Nell'estratto sul Prosecco riportato sotto, elenca le categorie di persone nominate esplicitamente come autrici di interrogativi sugli effetti dei trattamenti della vite.

**ESTRATTO:**
####
Questo, con la crescita del vigneto da Prosecco, e con le esigenze di cura di quest’ultimo, ci porta alla seconda accusa contro le bollicine più celebri d’Italia.
La coltivazione della vite è dannosa per la salute di chi vive letteralmente immerso in essa? La vite necessita di protezione da due parassiti fungini, principalmente. Per contrastarli, da maggio ad agosto, si effettuano trattamenti che, a seconda di quanto piove, possono essere con frequenza settimanale o più rarefatti.
Attivisti, giornalisti, medici e non, hanno sollevato molti interrogativi sugli effetti di questa presumibile (anche se non inevitabile) esposizione della popolazione ai principi attivi contro peronospora e oidio.
####
**DATI IN ESAME:**
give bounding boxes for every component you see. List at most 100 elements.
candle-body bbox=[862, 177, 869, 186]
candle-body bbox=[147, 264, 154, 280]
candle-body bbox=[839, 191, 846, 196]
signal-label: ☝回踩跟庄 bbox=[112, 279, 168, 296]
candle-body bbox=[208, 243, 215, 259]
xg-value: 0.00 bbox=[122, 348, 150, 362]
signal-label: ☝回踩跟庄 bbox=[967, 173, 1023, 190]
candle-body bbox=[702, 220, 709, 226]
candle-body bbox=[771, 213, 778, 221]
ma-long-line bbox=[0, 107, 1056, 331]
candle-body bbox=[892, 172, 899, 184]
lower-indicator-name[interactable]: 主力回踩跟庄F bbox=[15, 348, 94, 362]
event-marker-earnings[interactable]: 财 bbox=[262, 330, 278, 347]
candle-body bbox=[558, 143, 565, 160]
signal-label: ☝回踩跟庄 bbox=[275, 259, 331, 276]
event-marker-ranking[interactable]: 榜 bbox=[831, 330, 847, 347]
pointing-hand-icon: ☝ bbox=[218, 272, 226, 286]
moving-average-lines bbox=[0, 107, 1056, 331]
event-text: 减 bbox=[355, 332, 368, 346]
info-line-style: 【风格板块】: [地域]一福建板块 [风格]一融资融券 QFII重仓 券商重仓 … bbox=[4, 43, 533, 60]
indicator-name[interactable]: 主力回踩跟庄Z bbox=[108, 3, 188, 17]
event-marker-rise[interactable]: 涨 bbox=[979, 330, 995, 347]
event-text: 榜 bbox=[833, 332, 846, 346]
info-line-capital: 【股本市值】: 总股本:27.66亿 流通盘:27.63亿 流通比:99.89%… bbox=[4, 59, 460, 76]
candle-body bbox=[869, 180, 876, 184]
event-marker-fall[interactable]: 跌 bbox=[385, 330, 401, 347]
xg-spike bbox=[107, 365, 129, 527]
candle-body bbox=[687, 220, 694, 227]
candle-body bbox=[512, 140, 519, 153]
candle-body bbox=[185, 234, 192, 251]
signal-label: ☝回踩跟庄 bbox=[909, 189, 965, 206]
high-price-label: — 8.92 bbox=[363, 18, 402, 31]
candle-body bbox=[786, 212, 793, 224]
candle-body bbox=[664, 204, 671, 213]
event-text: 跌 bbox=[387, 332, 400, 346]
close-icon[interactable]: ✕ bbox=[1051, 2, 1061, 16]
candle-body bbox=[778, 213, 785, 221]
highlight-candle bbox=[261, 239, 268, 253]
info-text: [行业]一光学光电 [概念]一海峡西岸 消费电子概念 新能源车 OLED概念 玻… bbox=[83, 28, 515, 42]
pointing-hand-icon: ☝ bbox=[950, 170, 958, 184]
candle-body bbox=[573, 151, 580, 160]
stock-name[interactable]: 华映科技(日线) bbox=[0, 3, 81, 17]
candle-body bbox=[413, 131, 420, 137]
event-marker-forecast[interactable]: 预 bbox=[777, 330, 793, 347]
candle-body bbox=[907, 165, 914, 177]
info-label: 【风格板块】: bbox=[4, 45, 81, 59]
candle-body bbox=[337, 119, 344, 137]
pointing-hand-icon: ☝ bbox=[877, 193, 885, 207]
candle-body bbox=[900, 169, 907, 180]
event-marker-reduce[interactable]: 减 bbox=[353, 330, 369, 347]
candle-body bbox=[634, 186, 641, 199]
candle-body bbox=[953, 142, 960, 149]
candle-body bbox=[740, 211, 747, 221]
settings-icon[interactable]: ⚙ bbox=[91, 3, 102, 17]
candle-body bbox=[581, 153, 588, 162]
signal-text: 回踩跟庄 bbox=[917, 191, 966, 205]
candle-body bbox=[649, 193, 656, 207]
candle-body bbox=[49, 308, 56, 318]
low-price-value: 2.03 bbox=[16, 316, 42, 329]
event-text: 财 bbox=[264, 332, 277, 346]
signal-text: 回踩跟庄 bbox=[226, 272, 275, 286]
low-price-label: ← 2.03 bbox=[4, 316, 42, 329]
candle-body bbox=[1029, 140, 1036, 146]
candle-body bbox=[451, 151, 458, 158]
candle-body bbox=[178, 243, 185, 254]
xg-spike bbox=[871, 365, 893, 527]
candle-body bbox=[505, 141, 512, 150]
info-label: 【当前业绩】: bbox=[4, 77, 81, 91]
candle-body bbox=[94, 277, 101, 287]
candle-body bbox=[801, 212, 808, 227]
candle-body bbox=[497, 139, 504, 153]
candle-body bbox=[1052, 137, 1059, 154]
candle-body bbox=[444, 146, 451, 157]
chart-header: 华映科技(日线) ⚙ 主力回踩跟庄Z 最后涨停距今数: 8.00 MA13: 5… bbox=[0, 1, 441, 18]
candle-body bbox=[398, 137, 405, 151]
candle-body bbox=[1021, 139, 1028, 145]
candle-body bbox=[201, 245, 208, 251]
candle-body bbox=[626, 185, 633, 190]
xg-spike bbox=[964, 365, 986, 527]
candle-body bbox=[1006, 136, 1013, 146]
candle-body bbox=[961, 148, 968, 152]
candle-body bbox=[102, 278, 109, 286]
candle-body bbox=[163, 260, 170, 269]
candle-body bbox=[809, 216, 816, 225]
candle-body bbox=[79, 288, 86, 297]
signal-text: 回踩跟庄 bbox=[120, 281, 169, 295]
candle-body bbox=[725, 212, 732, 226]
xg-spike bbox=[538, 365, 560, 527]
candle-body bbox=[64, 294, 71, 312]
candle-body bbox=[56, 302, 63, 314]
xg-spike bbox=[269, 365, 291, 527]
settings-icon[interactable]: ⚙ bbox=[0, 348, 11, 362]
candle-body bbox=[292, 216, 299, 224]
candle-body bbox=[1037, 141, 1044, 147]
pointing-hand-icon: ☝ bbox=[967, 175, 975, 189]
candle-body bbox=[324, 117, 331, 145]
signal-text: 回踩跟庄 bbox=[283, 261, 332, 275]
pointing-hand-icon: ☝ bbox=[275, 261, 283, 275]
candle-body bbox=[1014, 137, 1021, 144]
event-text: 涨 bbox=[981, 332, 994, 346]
####
**RISULTATO DELL'ESERCIZIO:**
attivisti, giornalisti, medici